--- DESCRIPTION OF THE TASK ---
Here are some records; copy every line that holds the word "осуществляется".
--- Begin ---
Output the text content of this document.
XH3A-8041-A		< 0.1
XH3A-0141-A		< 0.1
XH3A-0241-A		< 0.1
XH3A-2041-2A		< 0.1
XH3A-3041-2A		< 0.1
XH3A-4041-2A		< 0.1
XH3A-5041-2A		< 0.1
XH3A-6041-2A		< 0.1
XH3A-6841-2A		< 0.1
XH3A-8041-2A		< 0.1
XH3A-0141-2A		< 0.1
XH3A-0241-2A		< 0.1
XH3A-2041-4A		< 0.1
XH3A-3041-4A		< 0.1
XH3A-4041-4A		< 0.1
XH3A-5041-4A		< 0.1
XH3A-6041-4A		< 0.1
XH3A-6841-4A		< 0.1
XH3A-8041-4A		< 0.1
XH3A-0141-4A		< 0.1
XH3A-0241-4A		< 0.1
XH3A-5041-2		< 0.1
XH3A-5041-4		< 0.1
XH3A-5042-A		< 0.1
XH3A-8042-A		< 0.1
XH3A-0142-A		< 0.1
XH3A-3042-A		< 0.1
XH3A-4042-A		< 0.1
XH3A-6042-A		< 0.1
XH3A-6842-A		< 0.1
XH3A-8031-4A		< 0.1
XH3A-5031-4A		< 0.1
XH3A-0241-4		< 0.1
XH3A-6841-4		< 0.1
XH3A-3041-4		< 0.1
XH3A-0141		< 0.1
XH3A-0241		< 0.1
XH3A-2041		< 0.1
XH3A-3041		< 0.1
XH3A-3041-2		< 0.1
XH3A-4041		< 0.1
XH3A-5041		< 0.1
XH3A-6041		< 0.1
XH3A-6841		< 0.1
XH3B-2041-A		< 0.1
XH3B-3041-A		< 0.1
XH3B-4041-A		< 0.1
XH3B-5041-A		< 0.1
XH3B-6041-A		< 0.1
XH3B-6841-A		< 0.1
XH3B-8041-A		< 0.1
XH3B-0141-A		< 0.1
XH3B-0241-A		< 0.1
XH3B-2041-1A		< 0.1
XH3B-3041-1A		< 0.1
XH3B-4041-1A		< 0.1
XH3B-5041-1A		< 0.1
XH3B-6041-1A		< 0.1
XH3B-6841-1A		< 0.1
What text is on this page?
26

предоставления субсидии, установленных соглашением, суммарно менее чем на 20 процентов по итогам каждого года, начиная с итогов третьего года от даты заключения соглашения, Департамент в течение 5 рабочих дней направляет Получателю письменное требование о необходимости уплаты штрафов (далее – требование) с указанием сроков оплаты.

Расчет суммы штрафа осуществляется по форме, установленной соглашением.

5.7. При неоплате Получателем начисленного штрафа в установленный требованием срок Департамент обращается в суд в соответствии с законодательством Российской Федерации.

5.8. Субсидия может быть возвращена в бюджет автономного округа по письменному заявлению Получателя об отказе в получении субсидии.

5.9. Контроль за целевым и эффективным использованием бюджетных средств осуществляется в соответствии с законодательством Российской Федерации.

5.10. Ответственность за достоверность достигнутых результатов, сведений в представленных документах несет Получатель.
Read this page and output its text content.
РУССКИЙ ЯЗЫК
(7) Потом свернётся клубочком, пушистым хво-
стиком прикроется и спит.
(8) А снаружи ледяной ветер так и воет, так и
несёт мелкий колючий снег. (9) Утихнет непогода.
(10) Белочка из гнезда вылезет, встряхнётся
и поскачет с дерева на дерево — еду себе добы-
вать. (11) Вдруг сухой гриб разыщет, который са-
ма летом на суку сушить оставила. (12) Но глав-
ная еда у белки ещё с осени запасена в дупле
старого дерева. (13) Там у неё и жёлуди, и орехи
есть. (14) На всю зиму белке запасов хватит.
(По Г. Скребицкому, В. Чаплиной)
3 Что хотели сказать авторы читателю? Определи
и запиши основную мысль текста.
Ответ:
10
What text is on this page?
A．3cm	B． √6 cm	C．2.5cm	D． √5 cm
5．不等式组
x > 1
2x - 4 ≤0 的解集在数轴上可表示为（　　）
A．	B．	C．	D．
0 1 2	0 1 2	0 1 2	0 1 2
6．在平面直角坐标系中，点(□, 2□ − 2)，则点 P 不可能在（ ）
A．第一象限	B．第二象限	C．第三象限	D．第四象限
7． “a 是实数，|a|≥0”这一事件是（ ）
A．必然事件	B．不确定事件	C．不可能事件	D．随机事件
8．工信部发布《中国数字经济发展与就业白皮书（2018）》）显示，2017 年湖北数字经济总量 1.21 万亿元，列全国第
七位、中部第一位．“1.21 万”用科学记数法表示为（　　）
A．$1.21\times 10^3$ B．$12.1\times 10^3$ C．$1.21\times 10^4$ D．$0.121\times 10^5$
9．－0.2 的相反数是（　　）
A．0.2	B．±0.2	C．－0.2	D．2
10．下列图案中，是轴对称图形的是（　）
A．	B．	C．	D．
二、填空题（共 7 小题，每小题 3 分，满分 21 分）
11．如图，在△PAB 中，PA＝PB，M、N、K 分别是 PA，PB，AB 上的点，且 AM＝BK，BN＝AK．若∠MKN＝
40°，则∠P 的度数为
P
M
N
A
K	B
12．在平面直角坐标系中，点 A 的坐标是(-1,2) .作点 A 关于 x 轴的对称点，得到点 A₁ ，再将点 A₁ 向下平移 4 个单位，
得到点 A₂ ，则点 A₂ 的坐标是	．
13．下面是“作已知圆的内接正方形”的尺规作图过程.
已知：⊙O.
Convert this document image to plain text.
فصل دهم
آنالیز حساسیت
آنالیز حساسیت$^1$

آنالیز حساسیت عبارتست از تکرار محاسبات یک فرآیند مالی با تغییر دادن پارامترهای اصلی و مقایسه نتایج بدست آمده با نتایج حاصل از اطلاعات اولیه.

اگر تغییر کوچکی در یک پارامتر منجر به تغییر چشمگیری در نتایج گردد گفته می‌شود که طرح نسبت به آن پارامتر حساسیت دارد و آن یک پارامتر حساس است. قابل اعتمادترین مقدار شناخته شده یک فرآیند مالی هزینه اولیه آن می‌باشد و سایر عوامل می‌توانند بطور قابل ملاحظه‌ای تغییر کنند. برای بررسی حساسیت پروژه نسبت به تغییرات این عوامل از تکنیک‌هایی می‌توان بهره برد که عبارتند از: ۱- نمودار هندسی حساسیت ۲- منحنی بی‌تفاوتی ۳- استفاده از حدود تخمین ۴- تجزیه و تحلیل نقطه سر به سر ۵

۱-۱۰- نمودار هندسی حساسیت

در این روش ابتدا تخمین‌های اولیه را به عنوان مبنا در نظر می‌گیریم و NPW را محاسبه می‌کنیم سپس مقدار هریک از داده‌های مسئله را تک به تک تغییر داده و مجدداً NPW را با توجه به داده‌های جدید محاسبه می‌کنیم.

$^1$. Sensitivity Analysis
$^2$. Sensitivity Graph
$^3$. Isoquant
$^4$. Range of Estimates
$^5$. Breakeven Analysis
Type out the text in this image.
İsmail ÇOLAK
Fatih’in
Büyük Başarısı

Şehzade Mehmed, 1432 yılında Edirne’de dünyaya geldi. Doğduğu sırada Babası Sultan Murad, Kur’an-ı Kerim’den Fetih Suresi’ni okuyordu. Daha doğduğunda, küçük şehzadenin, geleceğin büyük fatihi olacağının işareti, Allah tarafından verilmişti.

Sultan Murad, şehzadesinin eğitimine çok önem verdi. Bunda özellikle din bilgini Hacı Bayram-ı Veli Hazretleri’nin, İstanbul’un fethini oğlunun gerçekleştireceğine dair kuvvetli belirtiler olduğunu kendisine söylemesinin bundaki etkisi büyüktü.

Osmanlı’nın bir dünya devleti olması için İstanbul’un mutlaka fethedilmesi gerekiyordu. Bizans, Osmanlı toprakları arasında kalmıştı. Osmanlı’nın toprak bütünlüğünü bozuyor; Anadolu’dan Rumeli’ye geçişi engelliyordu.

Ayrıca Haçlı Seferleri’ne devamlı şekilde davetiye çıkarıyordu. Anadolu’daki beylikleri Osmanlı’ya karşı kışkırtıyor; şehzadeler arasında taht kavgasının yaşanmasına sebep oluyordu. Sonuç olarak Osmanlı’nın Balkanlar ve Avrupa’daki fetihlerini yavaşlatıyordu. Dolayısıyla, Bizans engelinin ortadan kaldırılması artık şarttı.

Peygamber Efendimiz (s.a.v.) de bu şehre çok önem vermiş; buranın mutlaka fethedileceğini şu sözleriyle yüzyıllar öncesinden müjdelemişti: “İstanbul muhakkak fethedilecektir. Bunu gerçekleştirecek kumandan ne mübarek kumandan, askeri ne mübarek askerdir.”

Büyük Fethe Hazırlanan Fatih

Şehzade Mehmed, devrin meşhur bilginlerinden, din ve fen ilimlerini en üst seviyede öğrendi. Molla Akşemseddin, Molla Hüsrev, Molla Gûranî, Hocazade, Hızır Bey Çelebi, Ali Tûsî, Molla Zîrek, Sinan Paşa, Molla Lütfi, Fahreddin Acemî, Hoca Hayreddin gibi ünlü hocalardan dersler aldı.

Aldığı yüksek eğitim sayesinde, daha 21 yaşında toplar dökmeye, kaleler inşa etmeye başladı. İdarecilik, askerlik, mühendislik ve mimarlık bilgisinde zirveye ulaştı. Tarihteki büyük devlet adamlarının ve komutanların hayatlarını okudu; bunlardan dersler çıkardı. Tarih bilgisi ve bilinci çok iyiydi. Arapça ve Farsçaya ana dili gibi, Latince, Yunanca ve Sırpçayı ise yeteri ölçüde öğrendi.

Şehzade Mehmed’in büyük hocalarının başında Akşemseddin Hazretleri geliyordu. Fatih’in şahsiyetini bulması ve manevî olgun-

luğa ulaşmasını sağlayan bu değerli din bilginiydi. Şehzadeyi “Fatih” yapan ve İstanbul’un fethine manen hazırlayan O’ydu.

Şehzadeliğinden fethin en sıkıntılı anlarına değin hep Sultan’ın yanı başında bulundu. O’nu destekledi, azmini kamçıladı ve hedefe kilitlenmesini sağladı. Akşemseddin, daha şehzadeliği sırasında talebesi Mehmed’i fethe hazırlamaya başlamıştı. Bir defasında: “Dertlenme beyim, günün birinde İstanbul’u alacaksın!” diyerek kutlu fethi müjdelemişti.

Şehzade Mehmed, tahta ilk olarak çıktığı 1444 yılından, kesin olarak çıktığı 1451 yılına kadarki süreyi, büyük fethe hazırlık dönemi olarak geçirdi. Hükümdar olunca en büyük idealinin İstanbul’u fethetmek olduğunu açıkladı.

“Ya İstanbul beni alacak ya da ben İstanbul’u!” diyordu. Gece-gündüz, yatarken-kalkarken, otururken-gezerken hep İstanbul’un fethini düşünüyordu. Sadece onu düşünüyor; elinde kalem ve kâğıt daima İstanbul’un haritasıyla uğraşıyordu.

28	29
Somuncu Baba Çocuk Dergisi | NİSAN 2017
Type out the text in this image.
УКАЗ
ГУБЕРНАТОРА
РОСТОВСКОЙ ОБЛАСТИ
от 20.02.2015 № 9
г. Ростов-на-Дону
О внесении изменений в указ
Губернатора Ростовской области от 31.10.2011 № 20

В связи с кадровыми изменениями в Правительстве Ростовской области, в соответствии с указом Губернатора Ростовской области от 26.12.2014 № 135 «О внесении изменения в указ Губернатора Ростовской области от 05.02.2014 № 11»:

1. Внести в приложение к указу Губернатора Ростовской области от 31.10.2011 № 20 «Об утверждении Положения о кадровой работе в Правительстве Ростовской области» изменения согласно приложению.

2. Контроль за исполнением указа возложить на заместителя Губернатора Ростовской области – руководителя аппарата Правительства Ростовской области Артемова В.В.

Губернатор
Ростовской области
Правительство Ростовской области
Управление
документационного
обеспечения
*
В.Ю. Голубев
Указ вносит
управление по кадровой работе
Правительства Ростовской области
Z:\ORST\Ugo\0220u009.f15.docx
--- End ---
--- TASK SOLUTION ---
Расчет суммы штрафа осуществляется по форме, установленной соглашением.
5.9. Контроль за целевым и эффективным использованием бюджетных средств осуществляется в соответствии с законодательством Российской Федерации.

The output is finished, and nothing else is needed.